→ EXERCISE PASSAGE
Pre- and Post-Repair Scanning: Scan Tools for Collision Repair

Pre- and Post-Repair Scanning: Scan Tools Collision Repair

Scanning has become a necessary step to determine whether all the sophisticated electronics and safety features in today’s high-tech vehicles are functioning properly — before and after the repair.

How do you know which is the right scan tool for your shop?


Adapted from Josh Cable’s article in BodyShop Business, a TechShop sister publication


When several OEMs issued position statements on pre- and post-repair diagnostic scanning in 2016, it made an impression on John Mosley, owner of Clinton Body Shop in Clinton and Richland, Mississippi. Mosley said he invested around $17,000 in scan tools and equipment after Fiat Chrysler, GM, Honda, Nissan and Toyota declared that scanning collision-damaged vehicles is a critical element of a proper repair.

“You should repair the car as closely as you possibly can to the OEM repair recommendations,” Mosley explained. “Knowing that almost every manufacturer is recommending scans now, I don’t see how a shop can think that they’ve repaired the car properly if they haven’t scanned it.”

But how do you know which is the right scan tool for your shop? Each tool company provides information in a different layout depending on the type of automotive service they offer. Tools can provide scan reports for average service shops, advanced mechanic shops and/or collision repair shops that require insurance approval before the project begins.

It’s important to do your research before choosing the scan tool that will best fit your repair facility’s needs. You may want to talk to other local shop owners about what works for them, or ask your tool distributor for a loaner tool (or two). Smart shop owners will research to find an affordable scan tool that will fill all their shop needs, then purchase two (or more depending on the number of technicians at the shop) and keep them in the bays for easy access by their technicians.

Nothing New

Scanning is nothing new to automotive repair facilities, which have been dealing with OBD II since 1996. Although the initial intent of onboard diagnostics was to identify malfunctions in emission-related systems and components, the role of diagnostic scanning has broadened over the years. On the mechanical repair side, plugging into the OBD II port has become a standard diagnostic practice. On the collision repair side, scanning has become a necessary step to determine whether all the sophisticated electronics and safety features in today’s high-tech vehicles are functioning properly — before and after the repair.

Vehicles have more technology and electrical components than ever before. A pre- and post-repair scan informs the technician of any trouble codes present, even in cases where there are no MILs on the dash.

Mosley’s shops follow a simple rule of thumb: “Anything that’s hit hard, we’re doing a pre- and post-repair scan.” For vehicles that come in with light damage, his shops will conduct post-repair scans at the very least, according to Mosley.

Clinton Body Shop charges one hour total for a pre- and post-repair scan. At his mechanical rate of $100 an hour, that’s $50 for the pre-repair scan and $50 for the post-repair scan. Mosley knows that scanning isn’t going to be a cash cow for his shops, but he doesn’t view his investment in scanning equipment the same way he looks at buying a framing machine or a paint booth.

“It’s more about doing the right thing,” he said.

→ PROVIDED INFORMATION

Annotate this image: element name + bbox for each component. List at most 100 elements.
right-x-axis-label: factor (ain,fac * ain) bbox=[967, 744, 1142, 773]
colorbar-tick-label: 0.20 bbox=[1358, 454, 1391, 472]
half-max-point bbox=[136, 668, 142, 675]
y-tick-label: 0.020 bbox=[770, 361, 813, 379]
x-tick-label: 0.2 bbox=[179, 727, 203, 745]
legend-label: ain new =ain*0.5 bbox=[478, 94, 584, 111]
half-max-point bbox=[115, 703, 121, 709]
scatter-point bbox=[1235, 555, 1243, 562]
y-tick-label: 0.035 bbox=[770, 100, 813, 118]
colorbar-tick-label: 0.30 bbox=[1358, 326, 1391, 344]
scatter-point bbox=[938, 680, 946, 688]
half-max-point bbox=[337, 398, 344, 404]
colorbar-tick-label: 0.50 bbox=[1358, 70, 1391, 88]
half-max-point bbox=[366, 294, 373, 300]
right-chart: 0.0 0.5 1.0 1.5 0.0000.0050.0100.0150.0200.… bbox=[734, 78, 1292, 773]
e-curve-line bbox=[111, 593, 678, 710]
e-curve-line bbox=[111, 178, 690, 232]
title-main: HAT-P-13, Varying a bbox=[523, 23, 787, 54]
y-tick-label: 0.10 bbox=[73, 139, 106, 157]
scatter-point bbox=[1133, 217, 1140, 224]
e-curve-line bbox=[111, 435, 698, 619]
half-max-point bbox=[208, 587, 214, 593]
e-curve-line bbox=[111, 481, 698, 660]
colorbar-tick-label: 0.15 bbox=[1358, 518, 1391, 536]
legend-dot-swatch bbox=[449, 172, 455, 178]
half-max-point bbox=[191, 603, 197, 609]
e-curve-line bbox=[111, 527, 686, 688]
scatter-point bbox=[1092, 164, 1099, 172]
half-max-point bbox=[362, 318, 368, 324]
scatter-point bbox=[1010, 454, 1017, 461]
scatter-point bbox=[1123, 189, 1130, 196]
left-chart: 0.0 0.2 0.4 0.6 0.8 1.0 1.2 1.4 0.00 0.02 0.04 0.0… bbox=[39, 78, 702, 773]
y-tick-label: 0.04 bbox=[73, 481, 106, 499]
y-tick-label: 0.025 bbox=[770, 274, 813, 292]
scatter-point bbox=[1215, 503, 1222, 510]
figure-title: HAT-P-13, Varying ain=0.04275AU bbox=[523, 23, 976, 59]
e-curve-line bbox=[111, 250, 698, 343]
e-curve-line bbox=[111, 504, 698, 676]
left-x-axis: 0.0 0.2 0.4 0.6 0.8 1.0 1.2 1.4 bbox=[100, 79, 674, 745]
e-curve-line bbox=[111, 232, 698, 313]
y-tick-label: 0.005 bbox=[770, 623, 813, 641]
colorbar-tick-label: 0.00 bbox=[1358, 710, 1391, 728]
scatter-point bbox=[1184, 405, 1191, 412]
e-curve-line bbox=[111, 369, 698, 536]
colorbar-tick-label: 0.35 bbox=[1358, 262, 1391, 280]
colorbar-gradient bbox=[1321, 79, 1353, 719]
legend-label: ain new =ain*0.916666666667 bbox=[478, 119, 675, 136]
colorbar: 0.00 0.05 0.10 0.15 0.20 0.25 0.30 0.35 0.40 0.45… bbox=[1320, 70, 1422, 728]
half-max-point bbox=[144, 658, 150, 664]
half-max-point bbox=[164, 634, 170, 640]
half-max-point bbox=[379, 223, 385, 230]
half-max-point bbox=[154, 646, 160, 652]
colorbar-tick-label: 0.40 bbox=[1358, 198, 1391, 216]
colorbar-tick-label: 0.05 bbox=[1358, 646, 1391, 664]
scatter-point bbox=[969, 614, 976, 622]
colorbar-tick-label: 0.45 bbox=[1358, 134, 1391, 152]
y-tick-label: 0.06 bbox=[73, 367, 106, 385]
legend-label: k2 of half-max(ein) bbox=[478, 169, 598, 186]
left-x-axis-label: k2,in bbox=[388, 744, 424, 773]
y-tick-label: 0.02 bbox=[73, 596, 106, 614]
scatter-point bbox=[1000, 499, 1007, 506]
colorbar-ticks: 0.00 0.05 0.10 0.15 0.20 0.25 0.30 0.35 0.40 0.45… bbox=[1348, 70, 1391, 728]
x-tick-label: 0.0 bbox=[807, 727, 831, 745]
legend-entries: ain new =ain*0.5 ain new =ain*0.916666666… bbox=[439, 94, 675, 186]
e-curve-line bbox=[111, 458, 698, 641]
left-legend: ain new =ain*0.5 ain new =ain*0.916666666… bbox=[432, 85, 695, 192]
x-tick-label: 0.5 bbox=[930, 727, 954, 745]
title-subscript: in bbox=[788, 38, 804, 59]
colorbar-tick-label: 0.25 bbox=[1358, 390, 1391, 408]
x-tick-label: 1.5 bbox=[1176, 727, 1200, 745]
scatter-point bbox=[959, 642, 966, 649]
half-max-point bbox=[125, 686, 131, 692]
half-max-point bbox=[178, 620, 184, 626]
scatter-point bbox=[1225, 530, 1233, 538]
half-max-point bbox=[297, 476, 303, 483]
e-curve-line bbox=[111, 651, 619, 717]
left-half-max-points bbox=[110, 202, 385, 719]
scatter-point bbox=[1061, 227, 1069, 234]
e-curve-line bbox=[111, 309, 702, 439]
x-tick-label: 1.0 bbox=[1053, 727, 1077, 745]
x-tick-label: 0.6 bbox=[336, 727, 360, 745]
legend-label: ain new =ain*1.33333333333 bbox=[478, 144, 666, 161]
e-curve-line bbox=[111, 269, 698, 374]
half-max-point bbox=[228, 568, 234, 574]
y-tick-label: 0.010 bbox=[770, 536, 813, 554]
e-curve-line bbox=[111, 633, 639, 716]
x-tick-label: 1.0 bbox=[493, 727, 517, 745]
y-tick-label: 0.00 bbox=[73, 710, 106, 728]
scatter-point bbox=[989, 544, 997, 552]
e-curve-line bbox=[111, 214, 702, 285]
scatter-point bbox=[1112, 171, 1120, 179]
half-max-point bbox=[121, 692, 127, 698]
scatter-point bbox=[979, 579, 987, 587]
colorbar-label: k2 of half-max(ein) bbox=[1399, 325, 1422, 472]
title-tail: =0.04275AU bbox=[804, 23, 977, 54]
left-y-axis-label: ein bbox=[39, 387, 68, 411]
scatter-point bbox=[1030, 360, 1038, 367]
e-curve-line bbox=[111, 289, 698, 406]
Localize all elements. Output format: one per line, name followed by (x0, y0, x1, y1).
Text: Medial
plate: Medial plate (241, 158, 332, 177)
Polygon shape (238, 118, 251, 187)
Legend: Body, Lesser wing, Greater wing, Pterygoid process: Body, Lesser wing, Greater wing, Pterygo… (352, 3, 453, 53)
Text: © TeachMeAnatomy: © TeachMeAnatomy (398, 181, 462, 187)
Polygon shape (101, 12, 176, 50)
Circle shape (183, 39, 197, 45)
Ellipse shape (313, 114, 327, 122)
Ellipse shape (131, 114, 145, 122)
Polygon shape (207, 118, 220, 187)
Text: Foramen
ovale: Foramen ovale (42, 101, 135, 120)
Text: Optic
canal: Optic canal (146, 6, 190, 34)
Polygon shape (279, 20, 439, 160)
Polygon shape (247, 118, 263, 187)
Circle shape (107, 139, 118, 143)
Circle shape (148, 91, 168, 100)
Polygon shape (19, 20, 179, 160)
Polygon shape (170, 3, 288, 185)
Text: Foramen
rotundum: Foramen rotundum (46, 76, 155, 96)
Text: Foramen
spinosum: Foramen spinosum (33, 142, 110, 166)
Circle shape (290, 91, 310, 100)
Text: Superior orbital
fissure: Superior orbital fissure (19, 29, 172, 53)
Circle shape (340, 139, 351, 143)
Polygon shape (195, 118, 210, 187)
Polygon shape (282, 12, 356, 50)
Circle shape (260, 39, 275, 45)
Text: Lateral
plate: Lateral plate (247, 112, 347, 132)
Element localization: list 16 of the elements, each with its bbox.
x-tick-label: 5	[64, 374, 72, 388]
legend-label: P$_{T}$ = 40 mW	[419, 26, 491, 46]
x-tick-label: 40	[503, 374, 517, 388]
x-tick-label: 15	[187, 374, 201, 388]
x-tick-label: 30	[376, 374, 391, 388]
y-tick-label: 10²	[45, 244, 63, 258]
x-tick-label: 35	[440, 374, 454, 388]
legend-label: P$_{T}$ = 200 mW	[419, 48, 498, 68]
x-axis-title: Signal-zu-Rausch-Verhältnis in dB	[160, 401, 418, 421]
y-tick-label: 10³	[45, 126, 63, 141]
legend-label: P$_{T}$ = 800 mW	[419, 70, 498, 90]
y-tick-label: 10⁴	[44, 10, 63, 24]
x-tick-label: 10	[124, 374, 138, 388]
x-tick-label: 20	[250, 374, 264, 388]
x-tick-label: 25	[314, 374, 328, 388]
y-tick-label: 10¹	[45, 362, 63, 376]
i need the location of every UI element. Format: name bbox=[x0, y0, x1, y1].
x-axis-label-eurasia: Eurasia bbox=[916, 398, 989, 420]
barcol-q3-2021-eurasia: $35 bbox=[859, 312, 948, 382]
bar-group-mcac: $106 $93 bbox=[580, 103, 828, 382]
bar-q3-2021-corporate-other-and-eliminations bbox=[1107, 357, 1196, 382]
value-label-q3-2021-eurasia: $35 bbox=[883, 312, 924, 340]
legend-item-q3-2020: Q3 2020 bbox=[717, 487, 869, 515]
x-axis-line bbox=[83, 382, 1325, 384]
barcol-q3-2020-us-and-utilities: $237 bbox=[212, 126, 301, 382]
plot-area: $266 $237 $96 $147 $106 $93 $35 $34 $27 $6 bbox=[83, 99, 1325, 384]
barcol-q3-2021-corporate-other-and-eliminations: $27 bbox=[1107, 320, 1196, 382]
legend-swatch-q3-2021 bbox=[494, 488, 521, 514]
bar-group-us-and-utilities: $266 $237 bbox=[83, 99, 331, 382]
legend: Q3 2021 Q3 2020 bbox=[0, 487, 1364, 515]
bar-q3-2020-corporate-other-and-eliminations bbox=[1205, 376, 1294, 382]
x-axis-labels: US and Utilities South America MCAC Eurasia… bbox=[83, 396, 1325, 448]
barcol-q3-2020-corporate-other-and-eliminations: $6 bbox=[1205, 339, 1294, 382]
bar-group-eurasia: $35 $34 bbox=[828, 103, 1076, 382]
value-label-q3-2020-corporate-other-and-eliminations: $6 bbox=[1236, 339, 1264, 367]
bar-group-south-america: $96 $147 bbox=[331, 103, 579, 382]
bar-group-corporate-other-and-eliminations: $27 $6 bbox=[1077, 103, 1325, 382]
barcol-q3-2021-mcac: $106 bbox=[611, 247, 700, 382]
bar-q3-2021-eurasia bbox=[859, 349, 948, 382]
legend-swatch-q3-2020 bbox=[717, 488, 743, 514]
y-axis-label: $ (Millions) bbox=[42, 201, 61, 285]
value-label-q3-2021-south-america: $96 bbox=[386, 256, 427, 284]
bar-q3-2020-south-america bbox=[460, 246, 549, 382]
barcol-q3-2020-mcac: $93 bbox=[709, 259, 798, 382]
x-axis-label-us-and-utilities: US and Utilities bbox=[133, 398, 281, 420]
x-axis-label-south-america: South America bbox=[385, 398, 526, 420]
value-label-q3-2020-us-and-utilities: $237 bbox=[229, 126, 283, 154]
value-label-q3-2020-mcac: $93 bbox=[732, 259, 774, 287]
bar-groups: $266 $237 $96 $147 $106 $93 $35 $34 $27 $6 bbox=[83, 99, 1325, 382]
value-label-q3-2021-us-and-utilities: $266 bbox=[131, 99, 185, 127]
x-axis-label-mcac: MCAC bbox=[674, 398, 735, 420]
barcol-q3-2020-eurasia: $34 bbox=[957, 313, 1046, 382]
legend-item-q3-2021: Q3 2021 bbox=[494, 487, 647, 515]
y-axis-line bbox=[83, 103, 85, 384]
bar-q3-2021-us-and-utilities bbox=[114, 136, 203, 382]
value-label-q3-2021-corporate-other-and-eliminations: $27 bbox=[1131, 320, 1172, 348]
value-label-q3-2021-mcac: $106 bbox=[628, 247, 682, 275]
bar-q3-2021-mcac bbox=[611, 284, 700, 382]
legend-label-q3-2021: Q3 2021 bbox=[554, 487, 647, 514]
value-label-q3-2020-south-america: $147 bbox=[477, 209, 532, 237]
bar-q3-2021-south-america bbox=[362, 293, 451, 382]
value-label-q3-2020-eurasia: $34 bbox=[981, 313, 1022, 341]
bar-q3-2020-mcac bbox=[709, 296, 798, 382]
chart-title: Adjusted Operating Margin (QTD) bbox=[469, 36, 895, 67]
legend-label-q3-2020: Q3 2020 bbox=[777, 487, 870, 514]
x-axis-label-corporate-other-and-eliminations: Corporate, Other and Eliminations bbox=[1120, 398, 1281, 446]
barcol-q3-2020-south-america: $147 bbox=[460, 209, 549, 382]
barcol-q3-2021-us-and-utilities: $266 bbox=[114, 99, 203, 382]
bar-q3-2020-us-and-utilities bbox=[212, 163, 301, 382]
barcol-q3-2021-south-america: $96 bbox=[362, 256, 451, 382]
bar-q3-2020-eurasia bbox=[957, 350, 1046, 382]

→ ASSIGNED TASK
Name every automaker that the article on pre- and post-repair scanning says declared scanning collision-damaged vehicles a critical element of a proper repair. The records have no role in this work.

→ OUTPUT FOR THIS EXERCISE
Fiat Chrysler, GM, Honda, Nissan, Toyota